▶ **What to produce**
Scan the records below for lines with the word "錬金術師のテント", then state how many you find and nothing else.

Stored data:
----------------------------------------

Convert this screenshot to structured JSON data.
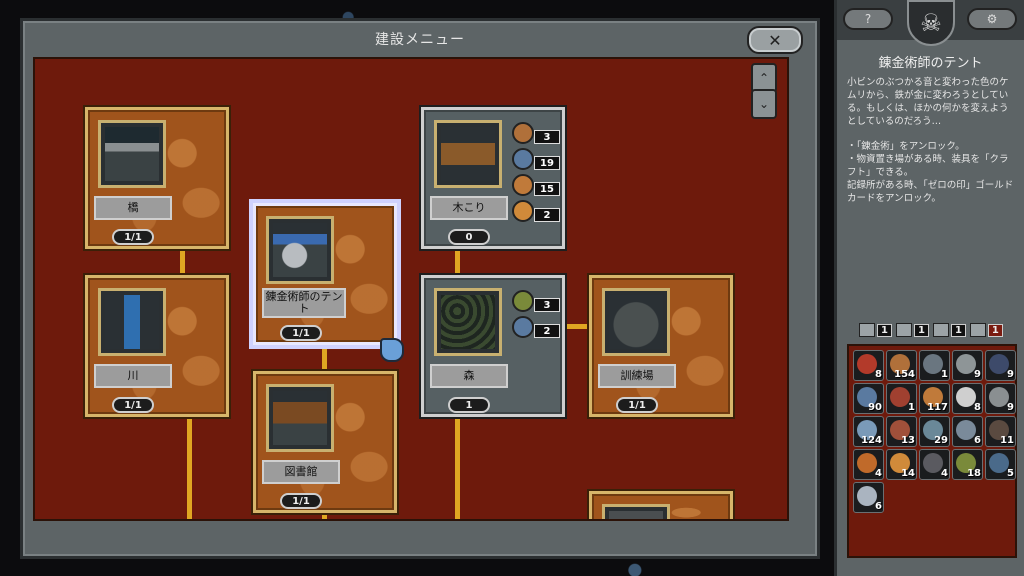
{
  "dialog": {
    "title": "建設メニュー",
    "close_label": "✕",
    "scroll_up": "⌃",
    "scroll_down": "⌄"
  },
  "cards": {
    "bridge": {
      "label": "橋",
      "count": "1/1"
    },
    "river": {
      "label": "川",
      "count": "1/1"
    },
    "alchemist_tent": {
      "label": "錬金術師のテント",
      "count": "1/1"
    },
    "library": {
      "label": "図書館",
      "count": "1/1"
    },
    "woodcutter": {
      "label": "木こり",
      "count": "0",
      "costs": [
        "3",
        "19",
        "15",
        "2"
      ]
    },
    "forest": {
      "label": "森",
      "count": "1",
      "costs": [
        "3",
        "2"
      ]
    },
    "training_ground": {
      "label": "訓練場",
      "count": "1/1"
    }
  },
  "side": {
    "help_label": "?",
    "settings_label": "⚙",
    "selected_title": "錬金術師のテント",
    "description": "小ビンのぶつかる音と変わった色のケムリから、鉄が金に変わろうとしている。もしくは、ほかの何かを変えようとしているのだろう…",
    "effects": [
      "・「錬金術」をアンロック。",
      "・物資置き場がある時、装具を「クラフト」できる。",
      "記録所がある時、「ゼロの印」ゴールドカードをアンロック。"
    ],
    "stats": [
      "1",
      "1",
      "1",
      "1"
    ]
  },
  "inventory": [
    {
      "icon": "orb-red-icon",
      "count": "8",
      "color": "#b33a2a"
    },
    {
      "icon": "plank-icon",
      "count": "154",
      "color": "#b0703a"
    },
    {
      "icon": "metal-icon",
      "count": "1",
      "color": "#6a7680"
    },
    {
      "icon": "stone-icon",
      "count": "9",
      "color": "#8e9597"
    },
    {
      "icon": "shard-icon",
      "count": "9",
      "color": "#3d4a6a"
    },
    {
      "icon": "orb-blue-icon",
      "count": "90",
      "color": "#5a7aa0"
    },
    {
      "icon": "feather-icon",
      "count": "1",
      "color": "#a04030"
    },
    {
      "icon": "ration-icon",
      "count": "117",
      "color": "#c07a3a"
    },
    {
      "icon": "skull-icon",
      "count": "8",
      "color": "#cfcfcf"
    },
    {
      "icon": "shield-icon",
      "count": "9",
      "color": "#8a8f91"
    },
    {
      "icon": "eye-icon",
      "count": "124",
      "color": "#7a9ab8"
    },
    {
      "icon": "shell-icon",
      "count": "13",
      "color": "#a0503a"
    },
    {
      "icon": "wheel-icon",
      "count": "29",
      "color": "#6a8898"
    },
    {
      "icon": "bone-icon",
      "count": "6",
      "color": "#7a8a9a"
    },
    {
      "icon": "claw-icon",
      "count": "11",
      "color": "#5a4a40"
    },
    {
      "icon": "torch-icon",
      "count": "4",
      "color": "#c06a2a"
    },
    {
      "icon": "bread-icon",
      "count": "14",
      "color": "#d08a3a"
    },
    {
      "icon": "rock-icon",
      "count": "4",
      "color": "#5a5a60"
    },
    {
      "icon": "moss-icon",
      "count": "18",
      "color": "#7a8a3a"
    },
    {
      "icon": "spiral-icon",
      "count": "5",
      "color": "#4a6a8a"
    },
    {
      "icon": "gear-orb-icon",
      "count": "6",
      "color": "#aab4c0"
    }
  ]
}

----------------------------------------

▶ **Written solution**
2